— start —

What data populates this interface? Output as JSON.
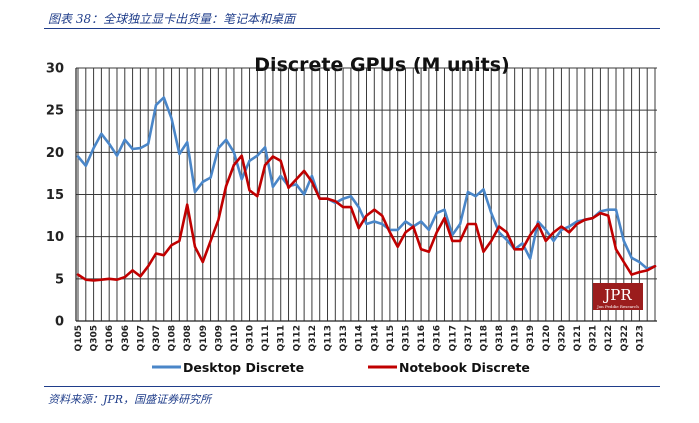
{
  "figure": {
    "caption": "图表 38：全球独立显卡出货量：笔记本和桌面",
    "source": "资料来源：JPR，国盛证券研究所"
  },
  "logo": {
    "text": "JPR",
    "subtext": "Jon Peddie Research"
  },
  "colors": {
    "desktop": "#4a86c8",
    "notebook": "#c00000",
    "logo_bg": "#9b1d1d"
  },
  "chart_data": {
    "type": "line",
    "title": "Discrete GPUs (M units)",
    "xlabel": "",
    "ylabel": "",
    "ylim": [
      0,
      30
    ],
    "yticks": [
      0,
      5,
      10,
      15,
      20,
      25,
      30
    ],
    "grid": true,
    "legend_position": "bottom",
    "x_tick_labels": [
      "Q105",
      "Q305",
      "Q106",
      "Q306",
      "Q107",
      "Q307",
      "Q108",
      "Q308",
      "Q109",
      "Q309",
      "Q110",
      "Q310",
      "Q111",
      "Q311",
      "Q112",
      "Q312",
      "Q113",
      "Q313",
      "Q114",
      "Q314",
      "Q115",
      "Q315",
      "Q116",
      "Q316",
      "Q117",
      "Q317",
      "Q118",
      "Q318",
      "Q119",
      "Q319",
      "Q120",
      "Q320",
      "Q121",
      "Q321",
      "Q122",
      "Q322",
      "Q123"
    ],
    "series": [
      {
        "name": "Desktop Discrete",
        "values": [
          19.5,
          18.4,
          20.5,
          22.2,
          21.0,
          19.6,
          21.5,
          20.4,
          20.5,
          21.0,
          25.6,
          26.5,
          24.0,
          19.8,
          21.2,
          15.3,
          16.5,
          17.0,
          20.5,
          21.5,
          20.0,
          16.8,
          19.0,
          19.6,
          20.6,
          15.9,
          17.2,
          16.0,
          16.2,
          15.0,
          17.2,
          14.5,
          14.5,
          14.0,
          14.5,
          14.8,
          13.5,
          11.5,
          11.8,
          11.5,
          10.8,
          10.8,
          11.8,
          11.2,
          11.8,
          10.8,
          12.8,
          13.2,
          10.2,
          11.5,
          15.3,
          14.8,
          15.6,
          12.8,
          10.5,
          9.6,
          8.5,
          9.2,
          7.4,
          11.8,
          10.8,
          9.5,
          10.8,
          11.2,
          11.8,
          12.0,
          12.2,
          13.0,
          13.2,
          13.2,
          9.5,
          7.5,
          7.0,
          6.2,
          6.5
        ]
      },
      {
        "name": "Notebook Discrete",
        "values": [
          5.5,
          4.9,
          4.8,
          4.9,
          5.0,
          4.9,
          5.2,
          6.0,
          5.3,
          6.5,
          8.0,
          7.8,
          9.0,
          9.5,
          13.8,
          8.8,
          7.0,
          9.5,
          12.0,
          16.0,
          18.5,
          19.6,
          15.5,
          14.8,
          18.5,
          19.5,
          19.0,
          15.8,
          16.8,
          17.8,
          16.5,
          14.5,
          14.5,
          14.2,
          13.5,
          13.5,
          11.0,
          12.5,
          13.2,
          12.5,
          10.5,
          8.8,
          10.5,
          11.2,
          8.5,
          8.2,
          10.5,
          12.2,
          9.5,
          9.5,
          11.5,
          11.5,
          8.2,
          9.5,
          11.2,
          10.5,
          8.5,
          8.5,
          10.2,
          11.5,
          9.5,
          10.5,
          11.2,
          10.5,
          11.5,
          12.0,
          12.2,
          12.8,
          12.5,
          8.5,
          7.0,
          5.5,
          5.8,
          6.0,
          6.5
        ]
      }
    ]
  }
}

— end —

# Exercise requirements
Find the string "Discrete" in the listing and return every line that holds it.

# Solution below
    "title": "Discrete GPUs (M units)",
        "name": "Desktop Discrete",
        "name": "Notebook Discrete",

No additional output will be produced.